_EXTRAIT DU DOCUMENT_:
· · ·

Le 14 janvier, la nouvelle du suicide d’Ebrahim Nabavi, un satiriste iranien bien connu, a fait beaucoup de bruit en Iran. L’histoire a fait le tour des réseaux sociaux et des médias, suscitant des réactions polarisées. Le parcours professionnel de Nabavi, qui s’est d’abord ancré dans les médias contrôlés par le régime avant de passer aux plateformes en langue persane à l’étranger, a laissé un héritage controversé. Les factions révisionnistes au sein du régime, qui se vendent comme des « réformistes », ont critiqué les autorités pour avoir interdit à Nabavi de retourner en Iran. Dans le même temps, de nombreux Iraniens ont souligné son bilan, en particulier ses tentatives d’occulter les atrocités commises par le régime dictatorial, notamment ses appels répétés à oublier le massacre des prisonniers politiques dans les années 1980.
Le récit de Nabavi, ancien prisonnier politique qui prétend avoir subi les mauvais traitements du régime, peut paraître convaincant aux yeux des observateurs internationaux. Pourtant, ce cas, comme d’autres, dévoile une réalité bien plus complexe. La dictature cléricale a exploité de manière pratique et efficace son talon d’Achille : son manque de légitimité. Grâce à des stratégies psychologiques sophistiquées, le régime a transformé même la dissidence en outil de survie.

· · ·

_MATÉRIEL FOURNI_:
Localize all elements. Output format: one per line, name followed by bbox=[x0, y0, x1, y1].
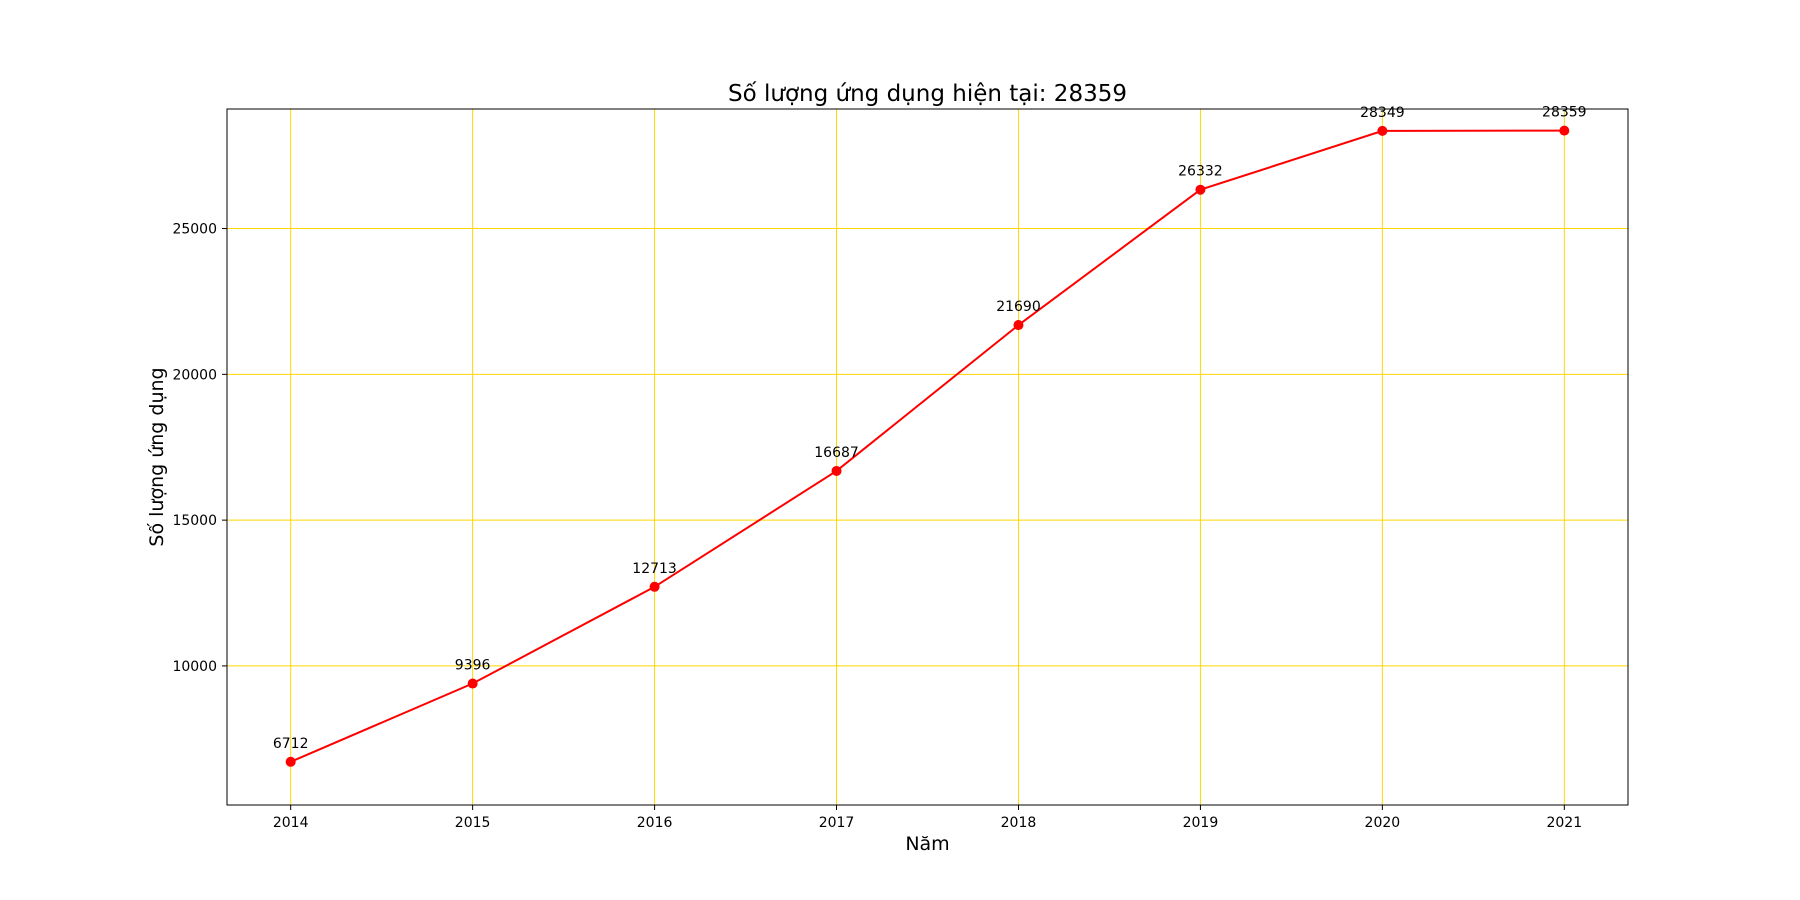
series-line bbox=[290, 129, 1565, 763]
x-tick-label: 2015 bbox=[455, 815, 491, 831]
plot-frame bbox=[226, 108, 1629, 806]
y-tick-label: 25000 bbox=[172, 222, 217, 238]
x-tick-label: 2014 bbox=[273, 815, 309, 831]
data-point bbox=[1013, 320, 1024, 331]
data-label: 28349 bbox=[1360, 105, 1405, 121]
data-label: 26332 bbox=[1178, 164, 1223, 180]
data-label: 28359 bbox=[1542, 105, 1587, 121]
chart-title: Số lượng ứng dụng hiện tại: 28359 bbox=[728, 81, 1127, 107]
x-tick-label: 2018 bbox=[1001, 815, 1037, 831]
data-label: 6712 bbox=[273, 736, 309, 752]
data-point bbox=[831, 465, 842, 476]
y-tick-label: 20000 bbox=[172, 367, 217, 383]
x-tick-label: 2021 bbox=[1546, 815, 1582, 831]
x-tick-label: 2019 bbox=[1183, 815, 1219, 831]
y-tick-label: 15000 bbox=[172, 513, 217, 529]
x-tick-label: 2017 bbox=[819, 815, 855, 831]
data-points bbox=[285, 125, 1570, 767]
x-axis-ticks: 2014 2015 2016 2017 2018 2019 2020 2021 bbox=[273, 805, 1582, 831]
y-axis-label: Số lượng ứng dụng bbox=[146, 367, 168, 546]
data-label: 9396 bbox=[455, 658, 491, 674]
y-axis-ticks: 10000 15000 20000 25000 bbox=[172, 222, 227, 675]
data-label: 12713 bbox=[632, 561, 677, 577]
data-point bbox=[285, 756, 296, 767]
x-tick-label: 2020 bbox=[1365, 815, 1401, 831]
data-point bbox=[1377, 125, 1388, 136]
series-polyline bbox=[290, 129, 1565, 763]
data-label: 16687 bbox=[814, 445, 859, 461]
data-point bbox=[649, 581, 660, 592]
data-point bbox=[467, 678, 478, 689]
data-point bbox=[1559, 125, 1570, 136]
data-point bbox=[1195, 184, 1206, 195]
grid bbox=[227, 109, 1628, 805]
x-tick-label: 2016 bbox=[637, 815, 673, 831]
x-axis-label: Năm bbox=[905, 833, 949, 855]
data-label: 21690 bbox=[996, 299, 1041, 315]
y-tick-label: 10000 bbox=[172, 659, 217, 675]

· · ·

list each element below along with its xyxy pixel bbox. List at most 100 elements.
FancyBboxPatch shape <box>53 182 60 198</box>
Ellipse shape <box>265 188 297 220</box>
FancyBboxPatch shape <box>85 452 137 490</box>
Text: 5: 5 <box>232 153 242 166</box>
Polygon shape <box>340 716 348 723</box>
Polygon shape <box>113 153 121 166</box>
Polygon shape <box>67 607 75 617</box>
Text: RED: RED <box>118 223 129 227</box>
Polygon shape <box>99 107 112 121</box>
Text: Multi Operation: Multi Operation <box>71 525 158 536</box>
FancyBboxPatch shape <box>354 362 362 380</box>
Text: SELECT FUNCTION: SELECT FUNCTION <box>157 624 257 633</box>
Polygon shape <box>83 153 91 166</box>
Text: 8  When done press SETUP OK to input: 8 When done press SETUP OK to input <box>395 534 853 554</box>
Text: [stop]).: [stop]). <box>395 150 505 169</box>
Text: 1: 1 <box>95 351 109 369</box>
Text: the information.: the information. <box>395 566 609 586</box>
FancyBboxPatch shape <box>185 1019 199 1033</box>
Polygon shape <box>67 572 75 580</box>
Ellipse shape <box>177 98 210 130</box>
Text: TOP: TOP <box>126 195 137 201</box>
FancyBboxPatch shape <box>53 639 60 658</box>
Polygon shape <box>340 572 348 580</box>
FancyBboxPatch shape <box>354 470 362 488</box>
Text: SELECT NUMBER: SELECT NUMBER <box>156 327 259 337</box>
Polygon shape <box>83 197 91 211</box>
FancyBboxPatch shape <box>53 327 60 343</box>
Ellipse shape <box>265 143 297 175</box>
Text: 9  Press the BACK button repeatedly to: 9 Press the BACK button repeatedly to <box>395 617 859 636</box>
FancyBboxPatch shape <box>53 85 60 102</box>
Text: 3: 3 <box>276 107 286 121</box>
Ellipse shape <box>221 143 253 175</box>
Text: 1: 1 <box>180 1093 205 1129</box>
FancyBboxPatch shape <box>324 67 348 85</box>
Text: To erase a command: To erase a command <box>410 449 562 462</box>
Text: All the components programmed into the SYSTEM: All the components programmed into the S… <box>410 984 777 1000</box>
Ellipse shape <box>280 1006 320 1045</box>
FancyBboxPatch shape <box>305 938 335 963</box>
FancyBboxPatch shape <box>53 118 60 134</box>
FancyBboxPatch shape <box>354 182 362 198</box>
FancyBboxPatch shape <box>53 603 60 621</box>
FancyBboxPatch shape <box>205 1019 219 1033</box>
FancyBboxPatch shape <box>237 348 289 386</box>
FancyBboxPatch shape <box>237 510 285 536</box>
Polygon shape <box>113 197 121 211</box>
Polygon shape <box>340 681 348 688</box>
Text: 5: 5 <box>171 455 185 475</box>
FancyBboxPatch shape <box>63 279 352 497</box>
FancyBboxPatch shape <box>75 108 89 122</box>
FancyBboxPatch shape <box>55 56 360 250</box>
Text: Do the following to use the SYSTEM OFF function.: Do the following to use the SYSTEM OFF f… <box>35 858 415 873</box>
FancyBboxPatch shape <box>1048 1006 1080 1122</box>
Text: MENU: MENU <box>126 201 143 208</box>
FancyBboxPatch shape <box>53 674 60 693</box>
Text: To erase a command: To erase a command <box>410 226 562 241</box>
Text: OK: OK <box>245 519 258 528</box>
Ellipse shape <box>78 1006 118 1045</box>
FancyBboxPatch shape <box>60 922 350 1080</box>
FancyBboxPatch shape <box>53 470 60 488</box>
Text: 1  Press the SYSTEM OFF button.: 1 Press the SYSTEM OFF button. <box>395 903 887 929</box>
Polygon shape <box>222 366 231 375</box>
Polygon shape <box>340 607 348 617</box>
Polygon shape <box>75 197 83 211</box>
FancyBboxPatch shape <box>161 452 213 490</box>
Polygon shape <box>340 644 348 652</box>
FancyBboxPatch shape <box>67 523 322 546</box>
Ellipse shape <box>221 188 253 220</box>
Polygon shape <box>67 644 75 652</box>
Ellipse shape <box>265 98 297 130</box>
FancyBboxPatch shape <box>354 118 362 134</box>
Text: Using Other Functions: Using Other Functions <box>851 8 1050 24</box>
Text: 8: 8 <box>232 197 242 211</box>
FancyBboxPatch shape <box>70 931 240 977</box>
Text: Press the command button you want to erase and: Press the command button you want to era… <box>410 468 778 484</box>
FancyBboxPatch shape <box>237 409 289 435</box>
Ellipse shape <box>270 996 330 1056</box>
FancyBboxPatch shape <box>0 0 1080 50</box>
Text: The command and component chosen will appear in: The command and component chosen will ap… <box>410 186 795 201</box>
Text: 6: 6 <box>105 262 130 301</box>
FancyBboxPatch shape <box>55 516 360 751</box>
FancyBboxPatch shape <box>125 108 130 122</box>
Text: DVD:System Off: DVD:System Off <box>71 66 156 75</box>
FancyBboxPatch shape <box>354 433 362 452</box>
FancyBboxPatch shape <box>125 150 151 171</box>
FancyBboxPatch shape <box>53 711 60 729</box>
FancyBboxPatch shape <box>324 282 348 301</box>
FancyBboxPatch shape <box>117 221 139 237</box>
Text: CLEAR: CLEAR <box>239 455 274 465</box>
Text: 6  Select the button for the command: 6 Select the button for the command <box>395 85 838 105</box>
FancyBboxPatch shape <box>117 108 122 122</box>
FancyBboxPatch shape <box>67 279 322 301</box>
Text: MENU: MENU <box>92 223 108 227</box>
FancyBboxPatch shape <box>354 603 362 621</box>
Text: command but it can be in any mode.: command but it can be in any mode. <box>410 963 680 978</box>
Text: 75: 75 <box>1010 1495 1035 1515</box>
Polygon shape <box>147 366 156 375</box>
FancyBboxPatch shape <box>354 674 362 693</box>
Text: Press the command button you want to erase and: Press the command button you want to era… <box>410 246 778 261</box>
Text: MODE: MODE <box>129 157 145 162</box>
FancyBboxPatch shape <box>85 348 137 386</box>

· · ·

_OBJECTIF DE L'EXERCICE_:
Reprenez l'extrait sur le satiriste Ebrahim Nabavi et le régime iranien à la suite de sa dernière phrase.

_RÉPONSE À L'EXERCICE_:
L’opposition fabriquée
Le régime iranien est passé maître dans l’art d’utiliser la dissidence contrôlée pour se protéger des menaces existentielles. Comme le souligne un rapport du Congrès de 2012, le ministère iranien du Renseignement et de la Sécurité (MOIS) emploie diverses tactiques pour infiltrer l’opposition à l’étranger. Il s’agit notamment de fabriquer des personnages dissidents alors qu’ils sont en réalité des agents du régime. Comme l’explique le rapport, « le MOIS utilise ses anciens membres et/ou des personnes désireuses de coopérer avec le ministère. Ils sont envoyés en prison temporairement et deviennent connus comme des militants opposés à la République islamique. Après un certain temps, personne ne remet en question leurs activités politiques antérieures ; « Être prisonnier politique suffit pour être reconnu comme une figure de l’opposition. »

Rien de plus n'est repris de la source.